Give the data a second time, exactly and in full.

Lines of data

..........

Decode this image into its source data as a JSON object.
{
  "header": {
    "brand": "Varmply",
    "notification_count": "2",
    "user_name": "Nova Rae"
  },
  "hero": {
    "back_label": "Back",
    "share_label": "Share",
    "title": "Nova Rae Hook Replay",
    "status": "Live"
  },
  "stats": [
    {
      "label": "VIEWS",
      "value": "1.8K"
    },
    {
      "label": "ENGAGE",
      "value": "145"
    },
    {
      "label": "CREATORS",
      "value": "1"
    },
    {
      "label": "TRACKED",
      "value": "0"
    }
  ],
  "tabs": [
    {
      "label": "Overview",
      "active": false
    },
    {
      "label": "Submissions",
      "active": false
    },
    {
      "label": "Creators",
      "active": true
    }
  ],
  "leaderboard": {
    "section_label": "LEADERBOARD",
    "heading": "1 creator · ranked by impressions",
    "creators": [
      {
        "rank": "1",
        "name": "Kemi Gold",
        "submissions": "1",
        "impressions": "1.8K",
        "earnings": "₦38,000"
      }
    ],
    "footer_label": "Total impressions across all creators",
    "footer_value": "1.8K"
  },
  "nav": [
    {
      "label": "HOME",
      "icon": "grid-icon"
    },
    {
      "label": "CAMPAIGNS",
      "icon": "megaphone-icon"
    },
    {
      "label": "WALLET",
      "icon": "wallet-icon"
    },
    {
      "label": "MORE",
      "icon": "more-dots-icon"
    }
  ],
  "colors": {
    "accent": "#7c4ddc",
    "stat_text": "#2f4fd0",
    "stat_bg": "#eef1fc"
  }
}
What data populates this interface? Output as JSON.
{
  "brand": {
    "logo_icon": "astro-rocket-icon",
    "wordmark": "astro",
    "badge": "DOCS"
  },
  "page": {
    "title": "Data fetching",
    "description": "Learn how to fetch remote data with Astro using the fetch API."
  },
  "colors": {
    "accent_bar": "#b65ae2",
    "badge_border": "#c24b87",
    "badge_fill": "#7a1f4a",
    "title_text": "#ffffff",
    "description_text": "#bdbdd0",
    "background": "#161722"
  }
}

..........

▸ **Answer to the problem**
Decode this image into its source data as a JSON object.
{
  "header": {
    "brand": "Varmply",
    "notification_count": "2",
    "user_name": "Nova Rae"
  },
  "hero": {
    "back_label": "Back",
    "share_label": "Share",
    "title": "Nova Rae Hook Replay",
    "status": "Live"
  },
  "stats": [
    {
      "label": "VIEWS",
      "value": "1.8K"
    },
    {
      "label": "ENGAGE",
      "value": "145"
    },
    {
      "label": "CREATORS",
      "value": "1"
    },
    {
      "label": "TRACKED",
      "value": "0"
    }
  ],
  "tabs": [
    {
      "label": "Overview",
      "active": false
    },
    {
      "label": "Submissions",
      "active": false
    },
    {
      "label": "Creators",
      "active": true
    }
  ],
  "leaderboard": {
    "section_label": "LEADERBOARD",
    "heading": "1 creator · ranked by impressions",
    "creators": [
      {
        "rank": "1",
        "name": "Kemi Gold",
        "submissions": "1",
        "impressions": "1.8K",
        "earnings": "₦38,000"
      }
    ],
    "footer_label": "Total impressions across all creators",
    "footer_value": "1.8K"
  },
  "nav": [
    {
      "label": "HOME",
      "icon": "grid-icon"
    },
    {
      "label": "CAMPAIGNS",
      "icon": "megaphone-icon"
    },
    {
      "label": "WALLET",
      "icon": "wallet-icon"
    },
    {
      "label": "MORE",
      "icon": "more-dots-icon"
    }
  ],
  "colors": {
    "accent": "#7c4ddc",
    "stat_text": "#2f4fd0",
    "stat_bg": "#eef1fc"
  }
}
What data populates this interface? Output as JSON.
{
  "brand": {
    "logo_icon": "astro-rocket-icon",
    "wordmark": "astro",
    "badge": "DOCS"
  },
  "page": {
    "title": "Data fetching",
    "description": "Learn how to fetch remote data with Astro using the fetch API."
  },
  "colors": {
    "accent_bar": "#b65ae2",
    "badge_border": "#c24b87",
    "badge_fill": "#7a1f4a",
    "title_text": "#ffffff",
    "description_text": "#bdbdd0",
    "background": "#161722"
  }
}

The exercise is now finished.